**Exercise instructions**:
Say how many lines of these entries include the word "customize", and answer with the number alone.

**Data to process**:
★ ★ ★
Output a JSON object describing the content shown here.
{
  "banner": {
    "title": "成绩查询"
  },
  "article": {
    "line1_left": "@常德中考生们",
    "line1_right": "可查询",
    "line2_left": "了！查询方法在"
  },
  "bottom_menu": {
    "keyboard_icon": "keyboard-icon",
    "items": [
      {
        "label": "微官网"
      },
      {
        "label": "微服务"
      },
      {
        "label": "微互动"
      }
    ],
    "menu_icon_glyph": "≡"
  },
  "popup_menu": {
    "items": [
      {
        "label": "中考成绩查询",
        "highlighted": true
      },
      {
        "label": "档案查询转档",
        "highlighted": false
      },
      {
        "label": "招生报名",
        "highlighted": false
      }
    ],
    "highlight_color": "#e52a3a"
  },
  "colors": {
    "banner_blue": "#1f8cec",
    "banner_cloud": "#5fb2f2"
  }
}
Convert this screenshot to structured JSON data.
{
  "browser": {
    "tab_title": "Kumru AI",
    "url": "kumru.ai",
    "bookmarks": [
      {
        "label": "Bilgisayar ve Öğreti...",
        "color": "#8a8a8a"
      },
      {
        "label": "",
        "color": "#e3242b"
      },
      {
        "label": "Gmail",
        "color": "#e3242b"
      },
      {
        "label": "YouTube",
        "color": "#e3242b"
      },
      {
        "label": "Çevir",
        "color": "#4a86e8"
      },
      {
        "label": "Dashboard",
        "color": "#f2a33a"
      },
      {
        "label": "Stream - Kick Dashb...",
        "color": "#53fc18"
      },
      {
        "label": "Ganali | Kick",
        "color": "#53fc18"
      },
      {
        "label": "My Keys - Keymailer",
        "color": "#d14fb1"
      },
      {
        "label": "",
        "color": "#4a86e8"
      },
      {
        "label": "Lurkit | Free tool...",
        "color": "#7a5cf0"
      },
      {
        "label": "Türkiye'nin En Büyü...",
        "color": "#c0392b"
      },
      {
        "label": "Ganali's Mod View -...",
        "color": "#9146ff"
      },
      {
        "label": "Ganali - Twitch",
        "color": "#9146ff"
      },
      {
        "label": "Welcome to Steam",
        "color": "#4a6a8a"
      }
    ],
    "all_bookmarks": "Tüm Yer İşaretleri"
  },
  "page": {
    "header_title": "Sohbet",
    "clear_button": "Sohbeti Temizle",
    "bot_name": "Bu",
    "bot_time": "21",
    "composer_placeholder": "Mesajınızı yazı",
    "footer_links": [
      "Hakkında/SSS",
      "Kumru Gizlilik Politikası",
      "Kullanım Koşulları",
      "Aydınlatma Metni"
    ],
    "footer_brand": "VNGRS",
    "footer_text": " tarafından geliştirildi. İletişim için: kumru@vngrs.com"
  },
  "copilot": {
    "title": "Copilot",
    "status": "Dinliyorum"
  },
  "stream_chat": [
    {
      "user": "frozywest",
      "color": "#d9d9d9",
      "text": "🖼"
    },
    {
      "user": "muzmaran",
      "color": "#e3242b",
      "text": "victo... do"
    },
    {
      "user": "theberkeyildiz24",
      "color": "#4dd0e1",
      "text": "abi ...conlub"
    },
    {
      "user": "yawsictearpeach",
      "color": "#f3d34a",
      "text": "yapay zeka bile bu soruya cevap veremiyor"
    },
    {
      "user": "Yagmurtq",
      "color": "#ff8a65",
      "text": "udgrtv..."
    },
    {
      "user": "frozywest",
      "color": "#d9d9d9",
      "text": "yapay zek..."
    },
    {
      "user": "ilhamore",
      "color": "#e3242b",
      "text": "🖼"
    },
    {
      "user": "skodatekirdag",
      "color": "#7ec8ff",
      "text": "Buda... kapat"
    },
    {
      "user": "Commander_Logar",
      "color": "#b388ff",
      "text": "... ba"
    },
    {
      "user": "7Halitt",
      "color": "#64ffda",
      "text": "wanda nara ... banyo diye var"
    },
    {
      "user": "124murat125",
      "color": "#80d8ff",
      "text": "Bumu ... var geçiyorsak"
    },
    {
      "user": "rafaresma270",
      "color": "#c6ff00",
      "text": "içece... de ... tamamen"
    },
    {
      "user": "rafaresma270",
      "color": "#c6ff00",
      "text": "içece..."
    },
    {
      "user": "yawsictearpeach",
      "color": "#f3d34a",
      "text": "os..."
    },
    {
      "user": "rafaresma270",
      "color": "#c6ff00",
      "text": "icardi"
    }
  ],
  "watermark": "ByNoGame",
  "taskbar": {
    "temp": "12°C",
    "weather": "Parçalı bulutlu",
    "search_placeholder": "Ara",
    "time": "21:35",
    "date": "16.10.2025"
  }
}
★ ★ ★
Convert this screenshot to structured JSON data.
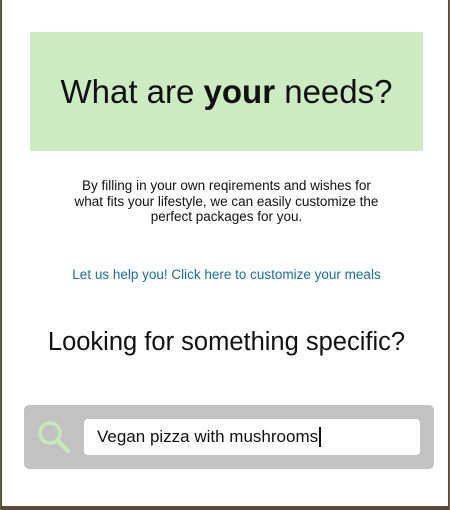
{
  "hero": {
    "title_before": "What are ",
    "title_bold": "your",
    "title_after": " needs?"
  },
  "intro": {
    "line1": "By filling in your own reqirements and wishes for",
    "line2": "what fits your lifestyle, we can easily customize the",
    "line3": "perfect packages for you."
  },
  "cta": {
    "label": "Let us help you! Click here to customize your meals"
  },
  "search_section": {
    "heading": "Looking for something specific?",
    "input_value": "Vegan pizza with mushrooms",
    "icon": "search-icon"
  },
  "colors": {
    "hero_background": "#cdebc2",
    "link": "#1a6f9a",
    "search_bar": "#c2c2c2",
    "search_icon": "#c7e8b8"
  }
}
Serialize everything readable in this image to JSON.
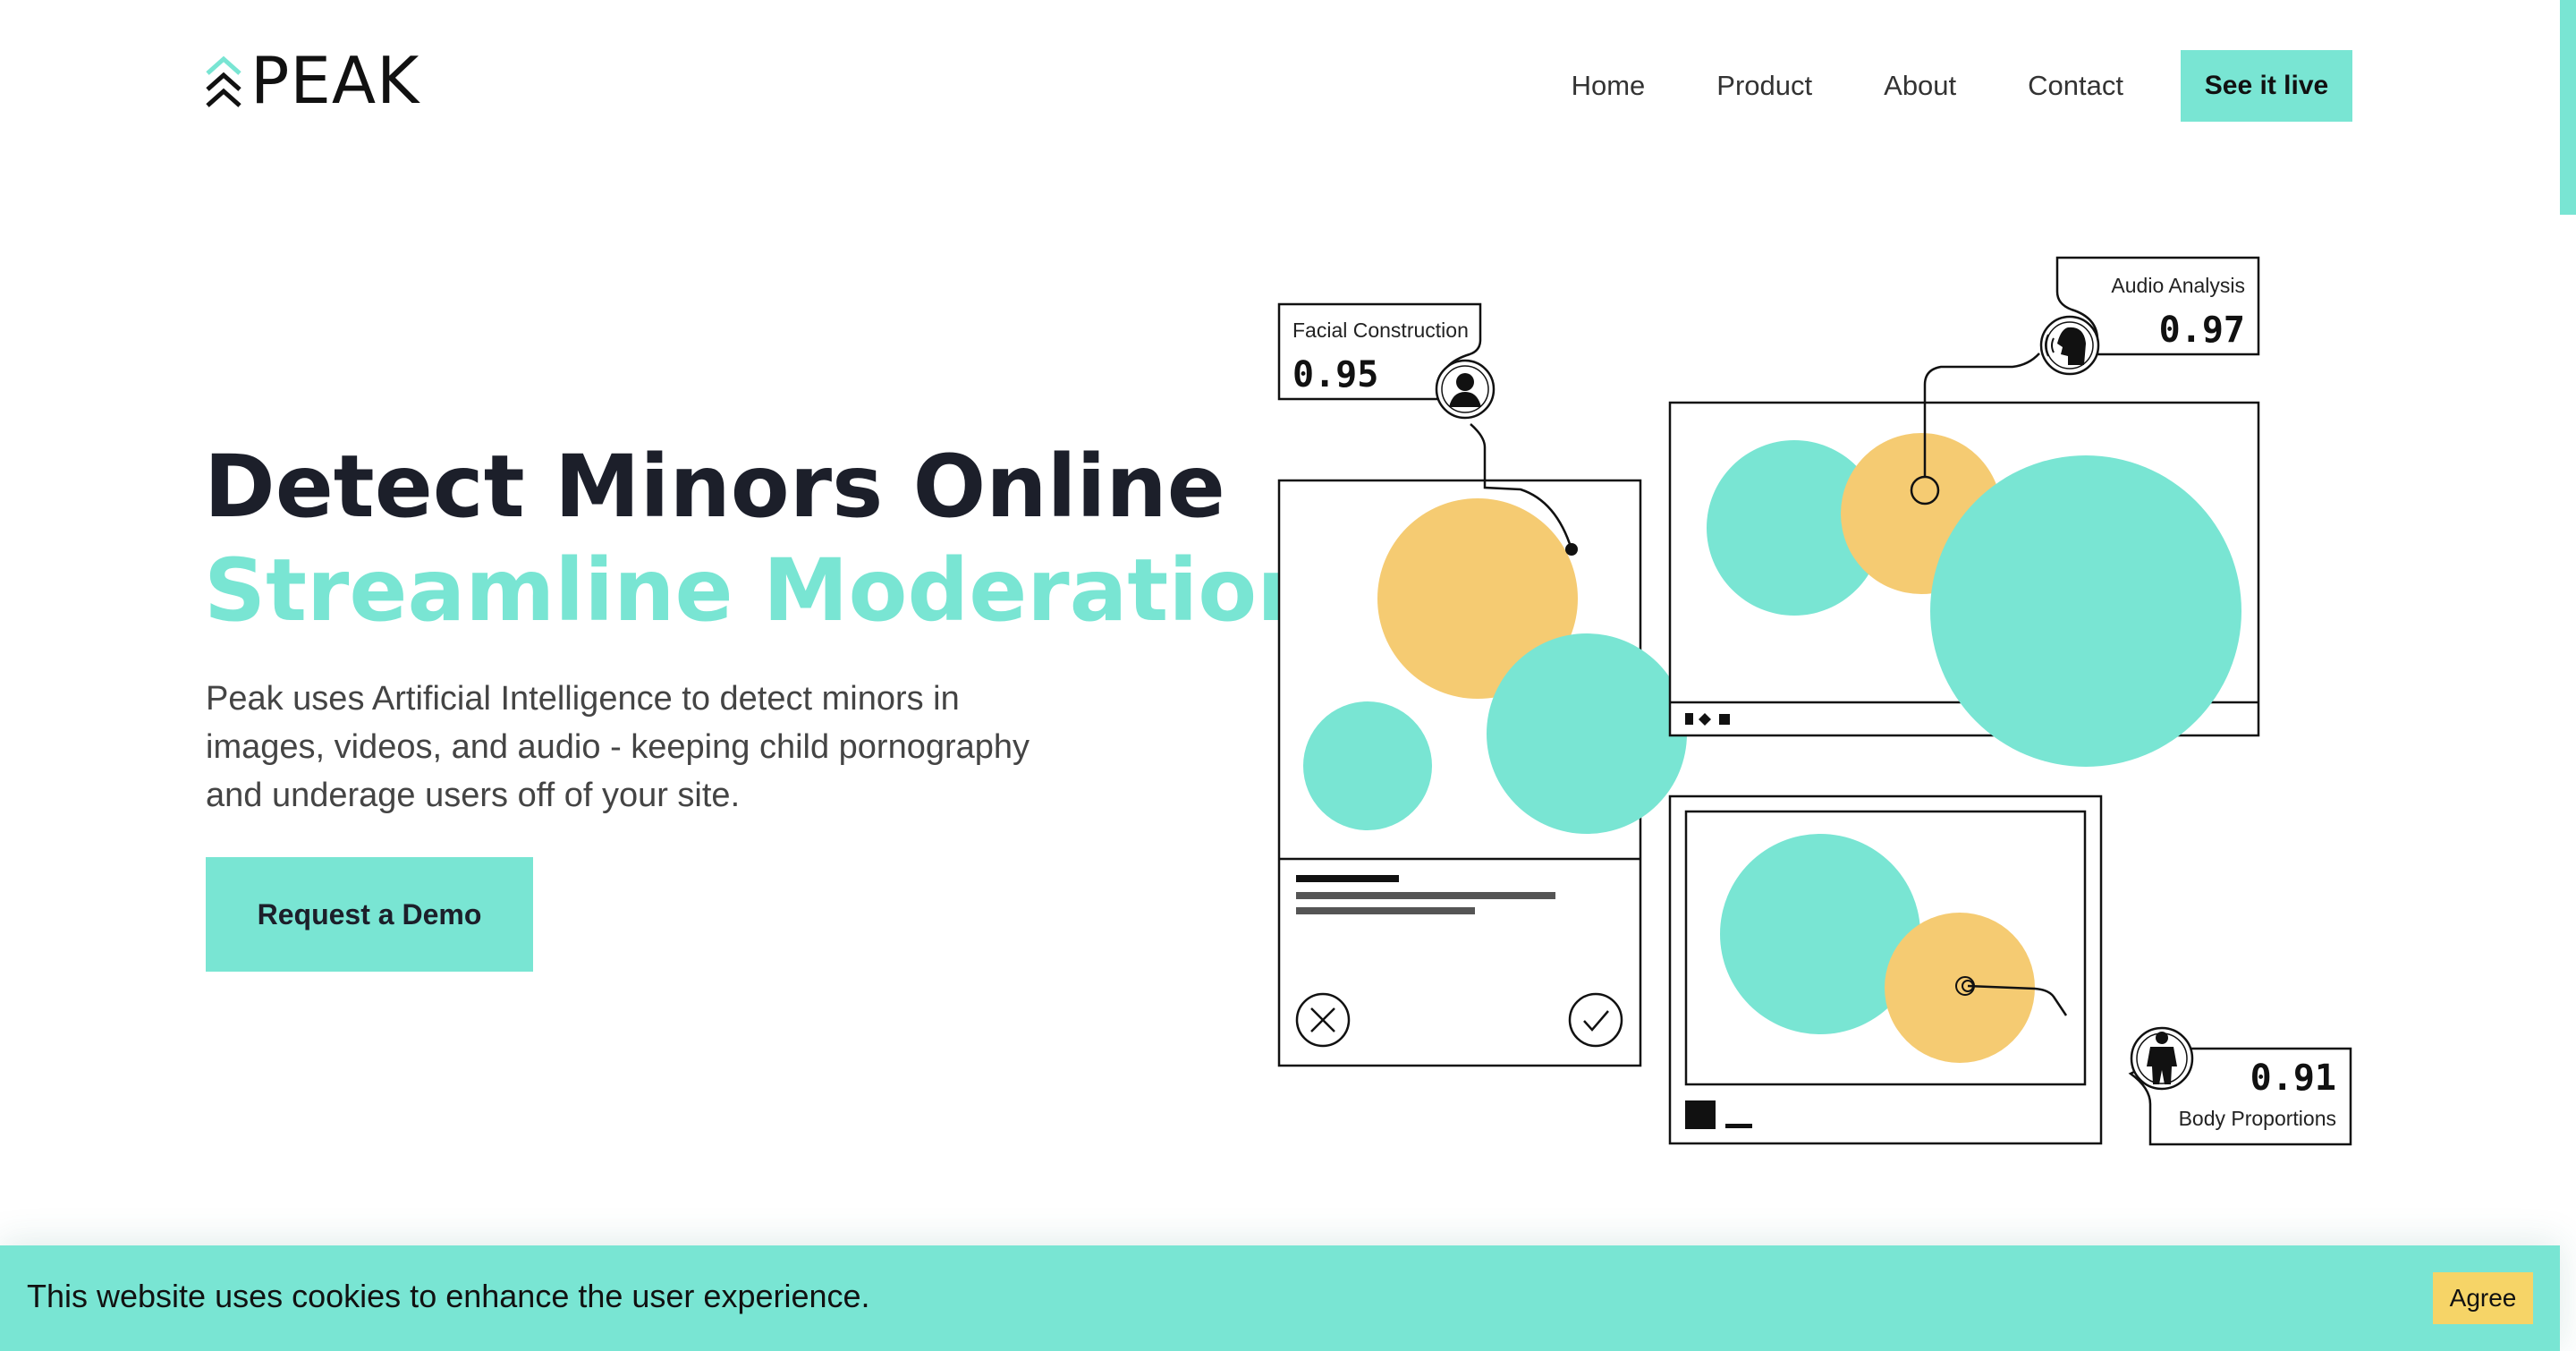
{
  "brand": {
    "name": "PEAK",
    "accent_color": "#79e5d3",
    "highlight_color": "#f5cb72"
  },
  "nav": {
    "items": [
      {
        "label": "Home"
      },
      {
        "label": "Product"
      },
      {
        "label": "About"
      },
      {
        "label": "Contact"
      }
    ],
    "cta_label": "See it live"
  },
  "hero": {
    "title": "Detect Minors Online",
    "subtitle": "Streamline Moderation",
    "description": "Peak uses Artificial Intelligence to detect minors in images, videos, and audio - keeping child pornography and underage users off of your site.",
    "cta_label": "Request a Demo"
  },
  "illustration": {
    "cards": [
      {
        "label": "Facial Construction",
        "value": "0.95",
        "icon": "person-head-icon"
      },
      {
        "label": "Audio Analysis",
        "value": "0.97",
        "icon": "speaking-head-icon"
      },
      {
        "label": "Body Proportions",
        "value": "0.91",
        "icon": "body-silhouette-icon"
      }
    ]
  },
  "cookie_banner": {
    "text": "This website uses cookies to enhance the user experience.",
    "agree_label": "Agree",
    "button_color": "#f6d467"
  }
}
★ ★ ★
**Full solution**:
2